::: Dataset excerpts :::
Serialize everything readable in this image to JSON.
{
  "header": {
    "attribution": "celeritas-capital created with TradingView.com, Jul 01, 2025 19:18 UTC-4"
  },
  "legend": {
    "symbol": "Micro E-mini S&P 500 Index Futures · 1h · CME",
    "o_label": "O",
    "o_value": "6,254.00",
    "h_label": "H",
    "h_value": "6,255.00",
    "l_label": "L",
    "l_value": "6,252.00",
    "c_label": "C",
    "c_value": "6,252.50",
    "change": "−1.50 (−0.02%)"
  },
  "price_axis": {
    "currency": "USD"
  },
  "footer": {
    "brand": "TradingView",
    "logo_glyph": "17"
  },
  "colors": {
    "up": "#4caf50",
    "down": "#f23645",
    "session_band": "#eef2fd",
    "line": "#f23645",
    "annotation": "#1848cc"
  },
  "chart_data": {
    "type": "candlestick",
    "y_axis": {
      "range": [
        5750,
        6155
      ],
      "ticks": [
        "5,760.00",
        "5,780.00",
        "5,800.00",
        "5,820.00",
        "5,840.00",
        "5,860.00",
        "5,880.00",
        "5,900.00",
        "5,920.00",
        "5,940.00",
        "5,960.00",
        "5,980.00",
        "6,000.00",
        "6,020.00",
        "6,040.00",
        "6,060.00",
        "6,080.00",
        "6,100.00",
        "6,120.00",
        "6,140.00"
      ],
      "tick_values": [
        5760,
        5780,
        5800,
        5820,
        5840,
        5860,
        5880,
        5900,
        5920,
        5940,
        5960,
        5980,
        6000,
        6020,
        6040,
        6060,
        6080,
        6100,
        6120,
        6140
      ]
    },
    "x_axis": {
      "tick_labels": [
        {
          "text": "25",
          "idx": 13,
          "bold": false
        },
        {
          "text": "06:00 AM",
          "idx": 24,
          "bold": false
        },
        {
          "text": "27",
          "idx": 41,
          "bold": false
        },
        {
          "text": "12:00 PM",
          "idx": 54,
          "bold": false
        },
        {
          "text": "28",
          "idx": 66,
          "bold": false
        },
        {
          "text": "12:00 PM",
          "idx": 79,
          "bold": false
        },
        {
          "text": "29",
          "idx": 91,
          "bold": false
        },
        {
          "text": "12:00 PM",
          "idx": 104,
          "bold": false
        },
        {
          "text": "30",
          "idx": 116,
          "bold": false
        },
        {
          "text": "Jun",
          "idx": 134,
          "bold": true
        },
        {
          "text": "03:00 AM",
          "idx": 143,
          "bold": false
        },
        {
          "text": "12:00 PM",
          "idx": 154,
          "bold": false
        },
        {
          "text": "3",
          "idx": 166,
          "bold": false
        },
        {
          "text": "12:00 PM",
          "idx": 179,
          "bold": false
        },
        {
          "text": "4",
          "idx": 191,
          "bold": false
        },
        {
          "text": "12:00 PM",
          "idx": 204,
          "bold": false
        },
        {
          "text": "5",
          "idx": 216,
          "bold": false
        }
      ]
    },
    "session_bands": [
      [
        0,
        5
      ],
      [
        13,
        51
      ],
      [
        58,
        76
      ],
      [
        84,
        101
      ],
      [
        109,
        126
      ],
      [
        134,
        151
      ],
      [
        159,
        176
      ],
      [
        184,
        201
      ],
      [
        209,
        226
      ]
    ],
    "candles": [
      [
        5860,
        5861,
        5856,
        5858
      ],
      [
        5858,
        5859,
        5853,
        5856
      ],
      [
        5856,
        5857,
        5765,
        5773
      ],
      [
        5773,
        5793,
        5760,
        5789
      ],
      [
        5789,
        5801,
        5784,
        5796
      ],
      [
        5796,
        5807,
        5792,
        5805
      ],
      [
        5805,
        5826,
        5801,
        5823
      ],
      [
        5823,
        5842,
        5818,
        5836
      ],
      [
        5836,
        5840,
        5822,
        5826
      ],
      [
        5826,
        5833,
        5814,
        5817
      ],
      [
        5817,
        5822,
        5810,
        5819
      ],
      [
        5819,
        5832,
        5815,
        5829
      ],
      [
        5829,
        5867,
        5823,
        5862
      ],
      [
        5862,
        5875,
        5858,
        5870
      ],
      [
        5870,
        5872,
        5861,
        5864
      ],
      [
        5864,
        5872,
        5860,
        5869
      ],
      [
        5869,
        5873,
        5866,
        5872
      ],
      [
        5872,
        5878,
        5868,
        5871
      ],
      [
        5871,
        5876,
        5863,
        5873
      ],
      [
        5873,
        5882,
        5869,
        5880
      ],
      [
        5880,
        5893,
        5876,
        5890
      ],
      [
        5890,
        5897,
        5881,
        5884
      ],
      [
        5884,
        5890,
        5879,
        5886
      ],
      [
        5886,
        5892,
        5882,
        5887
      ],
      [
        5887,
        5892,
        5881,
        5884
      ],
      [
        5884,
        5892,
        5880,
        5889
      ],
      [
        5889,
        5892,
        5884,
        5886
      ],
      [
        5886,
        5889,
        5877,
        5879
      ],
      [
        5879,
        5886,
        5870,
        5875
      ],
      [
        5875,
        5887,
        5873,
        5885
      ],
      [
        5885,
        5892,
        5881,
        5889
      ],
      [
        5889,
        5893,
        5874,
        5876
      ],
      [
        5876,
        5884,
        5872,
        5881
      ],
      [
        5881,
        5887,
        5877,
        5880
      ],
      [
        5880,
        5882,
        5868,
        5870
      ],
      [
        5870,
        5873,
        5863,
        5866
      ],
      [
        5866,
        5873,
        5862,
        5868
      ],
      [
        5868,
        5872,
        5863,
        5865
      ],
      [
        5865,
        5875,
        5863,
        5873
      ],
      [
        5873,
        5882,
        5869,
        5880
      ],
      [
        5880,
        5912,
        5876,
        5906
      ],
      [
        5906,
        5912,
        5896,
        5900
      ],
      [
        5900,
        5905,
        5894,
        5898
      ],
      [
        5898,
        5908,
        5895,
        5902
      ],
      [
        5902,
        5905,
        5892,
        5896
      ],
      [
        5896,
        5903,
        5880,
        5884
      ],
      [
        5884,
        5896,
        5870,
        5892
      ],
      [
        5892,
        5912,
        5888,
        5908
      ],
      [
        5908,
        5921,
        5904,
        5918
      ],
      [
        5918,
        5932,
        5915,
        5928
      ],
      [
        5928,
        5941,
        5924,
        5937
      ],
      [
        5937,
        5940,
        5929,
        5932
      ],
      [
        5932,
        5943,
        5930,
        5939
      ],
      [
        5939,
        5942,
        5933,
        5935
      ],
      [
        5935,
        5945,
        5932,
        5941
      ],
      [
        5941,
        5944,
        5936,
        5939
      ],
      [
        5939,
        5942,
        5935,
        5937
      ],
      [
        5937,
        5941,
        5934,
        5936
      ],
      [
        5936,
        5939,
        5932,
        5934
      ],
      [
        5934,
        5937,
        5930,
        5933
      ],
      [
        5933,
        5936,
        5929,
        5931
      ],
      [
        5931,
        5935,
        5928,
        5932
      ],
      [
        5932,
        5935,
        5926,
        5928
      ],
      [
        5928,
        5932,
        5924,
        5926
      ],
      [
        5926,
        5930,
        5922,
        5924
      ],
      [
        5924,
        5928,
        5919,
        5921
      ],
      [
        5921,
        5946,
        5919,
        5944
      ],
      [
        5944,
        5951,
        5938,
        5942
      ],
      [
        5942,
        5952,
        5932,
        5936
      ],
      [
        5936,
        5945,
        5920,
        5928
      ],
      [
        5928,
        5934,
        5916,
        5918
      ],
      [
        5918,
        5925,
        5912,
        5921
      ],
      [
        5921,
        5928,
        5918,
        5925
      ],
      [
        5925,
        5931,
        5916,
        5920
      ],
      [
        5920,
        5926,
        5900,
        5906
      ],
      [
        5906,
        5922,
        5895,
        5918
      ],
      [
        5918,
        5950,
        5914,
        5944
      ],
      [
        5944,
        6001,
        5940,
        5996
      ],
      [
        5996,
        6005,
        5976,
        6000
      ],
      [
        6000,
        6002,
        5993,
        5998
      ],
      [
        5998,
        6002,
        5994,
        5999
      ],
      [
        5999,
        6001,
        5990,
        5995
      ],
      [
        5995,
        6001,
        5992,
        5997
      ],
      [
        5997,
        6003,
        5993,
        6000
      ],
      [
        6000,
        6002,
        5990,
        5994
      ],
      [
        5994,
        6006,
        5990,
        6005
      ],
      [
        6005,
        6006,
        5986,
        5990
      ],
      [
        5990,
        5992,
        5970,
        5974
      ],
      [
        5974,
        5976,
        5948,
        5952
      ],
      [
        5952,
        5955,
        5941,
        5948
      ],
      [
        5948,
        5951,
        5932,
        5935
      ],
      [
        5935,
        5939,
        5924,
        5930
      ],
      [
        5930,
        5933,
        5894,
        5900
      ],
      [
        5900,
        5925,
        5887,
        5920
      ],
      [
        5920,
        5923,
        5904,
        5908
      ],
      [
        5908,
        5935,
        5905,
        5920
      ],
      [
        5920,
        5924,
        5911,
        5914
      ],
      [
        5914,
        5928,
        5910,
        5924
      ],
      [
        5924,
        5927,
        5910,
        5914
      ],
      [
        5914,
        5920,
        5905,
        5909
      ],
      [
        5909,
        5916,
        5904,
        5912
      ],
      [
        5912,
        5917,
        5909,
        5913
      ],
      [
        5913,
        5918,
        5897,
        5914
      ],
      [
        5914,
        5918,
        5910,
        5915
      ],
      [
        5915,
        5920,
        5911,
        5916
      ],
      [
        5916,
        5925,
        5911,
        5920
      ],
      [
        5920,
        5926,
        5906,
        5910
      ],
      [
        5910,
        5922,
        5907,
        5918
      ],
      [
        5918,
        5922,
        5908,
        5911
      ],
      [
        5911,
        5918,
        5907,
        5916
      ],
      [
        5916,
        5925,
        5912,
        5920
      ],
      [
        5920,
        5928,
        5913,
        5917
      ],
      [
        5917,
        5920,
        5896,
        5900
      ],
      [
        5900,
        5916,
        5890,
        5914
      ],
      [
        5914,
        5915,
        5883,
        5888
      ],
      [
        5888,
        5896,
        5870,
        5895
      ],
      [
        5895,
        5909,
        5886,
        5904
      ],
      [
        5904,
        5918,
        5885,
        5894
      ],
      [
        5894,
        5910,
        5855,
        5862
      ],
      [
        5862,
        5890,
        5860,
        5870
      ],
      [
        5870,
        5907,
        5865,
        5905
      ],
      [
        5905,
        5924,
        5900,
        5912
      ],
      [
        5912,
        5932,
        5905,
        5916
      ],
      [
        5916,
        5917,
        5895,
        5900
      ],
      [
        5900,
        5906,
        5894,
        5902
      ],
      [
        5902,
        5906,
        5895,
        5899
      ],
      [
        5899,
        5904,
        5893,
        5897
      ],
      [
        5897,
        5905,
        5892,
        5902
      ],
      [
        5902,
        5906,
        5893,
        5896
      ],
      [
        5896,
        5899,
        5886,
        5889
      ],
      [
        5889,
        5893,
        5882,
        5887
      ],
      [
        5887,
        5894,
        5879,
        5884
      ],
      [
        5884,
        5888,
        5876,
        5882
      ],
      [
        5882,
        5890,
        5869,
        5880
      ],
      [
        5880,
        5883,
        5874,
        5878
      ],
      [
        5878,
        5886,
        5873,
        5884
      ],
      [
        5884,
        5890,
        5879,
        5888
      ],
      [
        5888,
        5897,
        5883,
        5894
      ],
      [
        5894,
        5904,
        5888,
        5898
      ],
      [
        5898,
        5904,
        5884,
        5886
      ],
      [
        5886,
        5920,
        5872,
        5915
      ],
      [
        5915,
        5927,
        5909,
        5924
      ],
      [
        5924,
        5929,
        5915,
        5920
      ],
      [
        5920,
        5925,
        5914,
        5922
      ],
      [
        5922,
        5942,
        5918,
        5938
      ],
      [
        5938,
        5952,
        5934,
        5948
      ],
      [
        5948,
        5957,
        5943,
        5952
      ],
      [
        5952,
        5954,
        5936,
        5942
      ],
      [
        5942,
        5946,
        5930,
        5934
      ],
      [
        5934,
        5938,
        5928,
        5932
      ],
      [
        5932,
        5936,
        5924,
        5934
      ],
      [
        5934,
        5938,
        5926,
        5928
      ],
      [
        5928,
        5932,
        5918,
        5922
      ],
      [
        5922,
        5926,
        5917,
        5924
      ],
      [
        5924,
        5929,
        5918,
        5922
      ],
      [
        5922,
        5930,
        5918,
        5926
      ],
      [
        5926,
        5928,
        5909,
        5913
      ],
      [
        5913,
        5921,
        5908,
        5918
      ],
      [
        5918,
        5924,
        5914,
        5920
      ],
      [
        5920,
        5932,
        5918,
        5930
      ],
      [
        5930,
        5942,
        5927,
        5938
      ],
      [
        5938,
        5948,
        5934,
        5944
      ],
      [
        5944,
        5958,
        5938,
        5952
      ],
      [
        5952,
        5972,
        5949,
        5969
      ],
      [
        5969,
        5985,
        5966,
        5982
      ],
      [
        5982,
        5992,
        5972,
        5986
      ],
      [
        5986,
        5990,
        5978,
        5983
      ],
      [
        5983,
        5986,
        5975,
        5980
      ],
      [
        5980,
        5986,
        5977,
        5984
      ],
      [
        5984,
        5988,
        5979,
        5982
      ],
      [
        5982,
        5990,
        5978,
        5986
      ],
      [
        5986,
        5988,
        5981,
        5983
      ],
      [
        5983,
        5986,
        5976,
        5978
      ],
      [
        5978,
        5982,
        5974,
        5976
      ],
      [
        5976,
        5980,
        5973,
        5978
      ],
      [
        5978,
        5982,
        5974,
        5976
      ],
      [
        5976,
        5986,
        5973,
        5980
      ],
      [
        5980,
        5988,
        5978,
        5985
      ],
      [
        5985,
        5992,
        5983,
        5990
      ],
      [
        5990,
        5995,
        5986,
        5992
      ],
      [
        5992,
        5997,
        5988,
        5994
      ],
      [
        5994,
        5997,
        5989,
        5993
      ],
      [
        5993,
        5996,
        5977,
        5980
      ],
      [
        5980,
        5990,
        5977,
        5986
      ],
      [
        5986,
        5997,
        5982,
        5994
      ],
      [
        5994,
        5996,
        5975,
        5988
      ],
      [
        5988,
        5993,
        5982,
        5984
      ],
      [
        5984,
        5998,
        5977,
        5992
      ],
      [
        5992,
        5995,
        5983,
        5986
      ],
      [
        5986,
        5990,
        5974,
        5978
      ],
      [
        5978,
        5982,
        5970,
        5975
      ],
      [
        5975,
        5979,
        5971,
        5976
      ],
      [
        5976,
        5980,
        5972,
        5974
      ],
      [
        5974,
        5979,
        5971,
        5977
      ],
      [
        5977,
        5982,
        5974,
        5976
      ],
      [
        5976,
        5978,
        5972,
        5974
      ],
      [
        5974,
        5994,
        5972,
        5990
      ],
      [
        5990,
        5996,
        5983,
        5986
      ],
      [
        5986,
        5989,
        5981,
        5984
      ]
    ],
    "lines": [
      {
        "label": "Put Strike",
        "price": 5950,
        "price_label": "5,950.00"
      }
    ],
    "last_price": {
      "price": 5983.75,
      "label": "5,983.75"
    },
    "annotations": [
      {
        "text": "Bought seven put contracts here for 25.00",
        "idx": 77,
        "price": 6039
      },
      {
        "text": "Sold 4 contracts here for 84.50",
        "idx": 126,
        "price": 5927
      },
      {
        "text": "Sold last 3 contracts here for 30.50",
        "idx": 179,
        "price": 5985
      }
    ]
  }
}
:::
What to do: Check every line of the records above for the string "Sold" and say how many contain it, giving the number alone.

Task result: 2